DOCUMENTAZIONE IN MERITO AL PROSSIMO QUESITO REFERENDARIO
SULLA RIFORMA COSTITUZIONALE
UNA
REVISIONE COSTITUZIONALE CON ALCUNE BUONE INTENZIONI E MOLTE CONTRADDIZIONI
Una valutazione “tecnica” espressa da Umberto Allegretti (Professore
emerito di Istituzioni di diritto pubblico nell’Università degli Studi di
Firenze) ed Enzo Balboni (Professore emerito di Istituzioni di diritto pubblico
nell’Università Cattolica del Sacro Cuore di Milano) – membri del Comitato
Dossetti per la Costituzione (al quale aderiscono, fra gli altri Raniero La
Valle – che ne è il Presidente – e Valerio Onida – Presidente emerito della
Corte Costituzionale)
È complicato prendere
posizione nel dibattito scientifico ed accademico che sta crescendo intorno
alla Legge di revisione costituzionale, che convenzionalmente (ma non solo)

━━━━━━━━━━━━━━━━━━━━

* **Esercizio assegnato**
Trascrivi il passo del testo sulla riforma costituzionale che va da "DOCUMENTAZIONE IN MERITO" fino a "(ma non solo)", quest'ultimo compreso.

(Voci conservate da una raccolta)
━━━━━━━━━━━━━━━━━━━━

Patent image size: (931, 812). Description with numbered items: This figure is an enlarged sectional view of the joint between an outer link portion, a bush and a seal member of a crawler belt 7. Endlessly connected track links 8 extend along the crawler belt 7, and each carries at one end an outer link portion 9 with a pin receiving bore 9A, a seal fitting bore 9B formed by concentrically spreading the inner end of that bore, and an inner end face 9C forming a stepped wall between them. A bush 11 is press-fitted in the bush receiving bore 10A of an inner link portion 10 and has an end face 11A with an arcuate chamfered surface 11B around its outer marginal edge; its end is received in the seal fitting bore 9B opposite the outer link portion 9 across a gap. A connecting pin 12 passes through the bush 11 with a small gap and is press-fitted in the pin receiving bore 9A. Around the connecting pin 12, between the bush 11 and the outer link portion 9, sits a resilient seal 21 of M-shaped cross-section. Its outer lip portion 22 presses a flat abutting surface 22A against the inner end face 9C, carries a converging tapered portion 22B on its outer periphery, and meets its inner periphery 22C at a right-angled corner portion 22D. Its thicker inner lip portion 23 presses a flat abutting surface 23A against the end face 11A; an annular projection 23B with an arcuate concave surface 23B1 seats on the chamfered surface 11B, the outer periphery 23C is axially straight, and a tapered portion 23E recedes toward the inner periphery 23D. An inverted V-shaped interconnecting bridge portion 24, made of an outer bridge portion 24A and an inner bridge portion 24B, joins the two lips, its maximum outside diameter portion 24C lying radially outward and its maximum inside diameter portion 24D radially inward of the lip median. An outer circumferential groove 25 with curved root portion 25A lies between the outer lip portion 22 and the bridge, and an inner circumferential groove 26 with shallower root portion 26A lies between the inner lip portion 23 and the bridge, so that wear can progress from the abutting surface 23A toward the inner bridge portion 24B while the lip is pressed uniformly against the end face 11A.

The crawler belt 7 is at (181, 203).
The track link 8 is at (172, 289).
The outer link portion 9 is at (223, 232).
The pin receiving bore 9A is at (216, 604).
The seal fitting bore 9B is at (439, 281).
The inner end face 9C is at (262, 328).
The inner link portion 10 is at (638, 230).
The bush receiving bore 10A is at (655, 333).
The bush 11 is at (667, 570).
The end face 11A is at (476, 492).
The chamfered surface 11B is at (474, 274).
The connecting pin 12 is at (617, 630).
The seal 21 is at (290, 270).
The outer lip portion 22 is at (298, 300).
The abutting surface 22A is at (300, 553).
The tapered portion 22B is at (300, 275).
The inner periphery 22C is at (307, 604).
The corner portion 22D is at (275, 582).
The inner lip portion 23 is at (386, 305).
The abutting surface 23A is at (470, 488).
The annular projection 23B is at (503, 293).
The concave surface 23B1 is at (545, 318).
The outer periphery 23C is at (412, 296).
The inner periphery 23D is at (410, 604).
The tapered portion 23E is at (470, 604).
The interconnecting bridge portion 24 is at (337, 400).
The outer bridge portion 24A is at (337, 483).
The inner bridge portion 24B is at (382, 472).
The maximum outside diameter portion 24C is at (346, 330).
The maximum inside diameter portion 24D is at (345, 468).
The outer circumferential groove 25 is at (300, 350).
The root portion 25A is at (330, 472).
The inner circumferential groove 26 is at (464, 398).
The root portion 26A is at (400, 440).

━━━━━━━━━━━━━━━━━━━━

* **Risposta all'esercizio**
DOCUMENTAZIONE IN MERITO AL PROSSIMO QUESITO REFERENDARIO
SULLA RIFORMA COSTITUZIONALE
UNA
REVISIONE COSTITUZIONALE CON ALCUNE BUONE INTENZIONI E MOLTE CONTRADDIZIONI
Una valutazione “tecnica” espressa da Umberto Allegretti (Professore
emerito di Istituzioni di diritto pubblico nell’Università degli Studi di
Firenze) ed Enzo Balboni (Professore emerito di Istituzioni di diritto pubblico
nell’Università Cattolica del Sacro Cuore di Milano) – membri del Comitato
Dossetti per la Costituzione (al quale aderiscono, fra gli altri Raniero La
Valle – che ne è il Presidente – e Valerio Onida – Presidente emerito della
Corte Costituzionale)
È complicato prendere
posizione nel dibattito scientifico ed accademico che sta crescendo intorno
alla Legge di revisione costituzionale, che convenzionalmente (ma non solo)